_Stated task_. Write out the listing below without alteration, omitting its pictures.

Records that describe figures
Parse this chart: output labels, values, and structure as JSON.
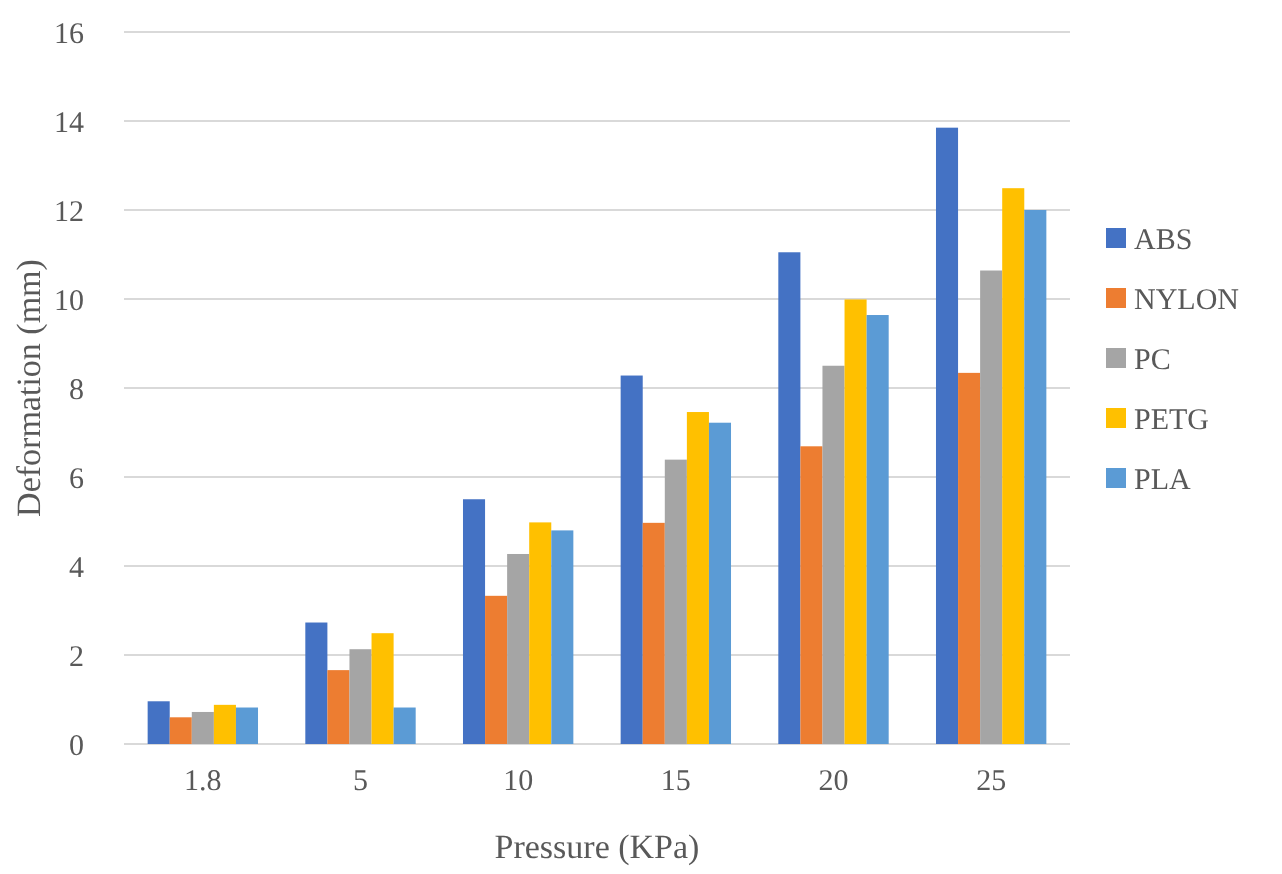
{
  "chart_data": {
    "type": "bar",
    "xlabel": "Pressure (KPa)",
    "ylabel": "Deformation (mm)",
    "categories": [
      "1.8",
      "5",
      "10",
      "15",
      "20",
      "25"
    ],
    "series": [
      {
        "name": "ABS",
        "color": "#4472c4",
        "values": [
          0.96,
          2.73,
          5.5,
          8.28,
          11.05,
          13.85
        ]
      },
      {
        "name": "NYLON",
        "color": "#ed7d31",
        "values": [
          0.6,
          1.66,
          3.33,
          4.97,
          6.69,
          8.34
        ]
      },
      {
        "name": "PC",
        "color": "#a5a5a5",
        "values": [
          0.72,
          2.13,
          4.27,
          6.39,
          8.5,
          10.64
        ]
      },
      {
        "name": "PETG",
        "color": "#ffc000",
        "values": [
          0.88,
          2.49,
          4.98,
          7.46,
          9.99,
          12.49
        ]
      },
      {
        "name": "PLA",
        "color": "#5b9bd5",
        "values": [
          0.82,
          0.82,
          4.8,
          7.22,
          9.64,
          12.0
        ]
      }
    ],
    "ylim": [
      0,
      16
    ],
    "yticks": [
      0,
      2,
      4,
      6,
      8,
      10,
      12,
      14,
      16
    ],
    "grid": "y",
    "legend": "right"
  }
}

_Output for this task_.
Parse this chart: output labels, values, and structure as JSON.
{
  "chart_data": {
    "type": "bar",
    "xlabel": "Pressure (KPa)",
    "ylabel": "Deformation (mm)",
    "categories": [
      "1.8",
      "5",
      "10",
      "15",
      "20",
      "25"
    ],
    "series": [
      {
        "name": "ABS",
        "color": "#4472c4",
        "values": [
          0.96,
          2.73,
          5.5,
          8.28,
          11.05,
          13.85
        ]
      },
      {
        "name": "NYLON",
        "color": "#ed7d31",
        "values": [
          0.6,
          1.66,
          3.33,
          4.97,
          6.69,
          8.34
        ]
      },
      {
        "name": "PC",
        "color": "#a5a5a5",
        "values": [
          0.72,
          2.13,
          4.27,
          6.39,
          8.5,
          10.64
        ]
      },
      {
        "name": "PETG",
        "color": "#ffc000",
        "values": [
          0.88,
          2.49,
          4.98,
          7.46,
          9.99,
          12.49
        ]
      },
      {
        "name": "PLA",
        "color": "#5b9bd5",
        "values": [
          0.82,
          0.82,
          4.8,
          7.22,
          9.64,
          12.0
        ]
      }
    ],
    "ylim": [
      0,
      16
    ],
    "yticks": [
      0,
      2,
      4,
      6,
      8,
      10,
      12,
      14,
      16
    ],
    "grid": "y",
    "legend": "right"
  }
}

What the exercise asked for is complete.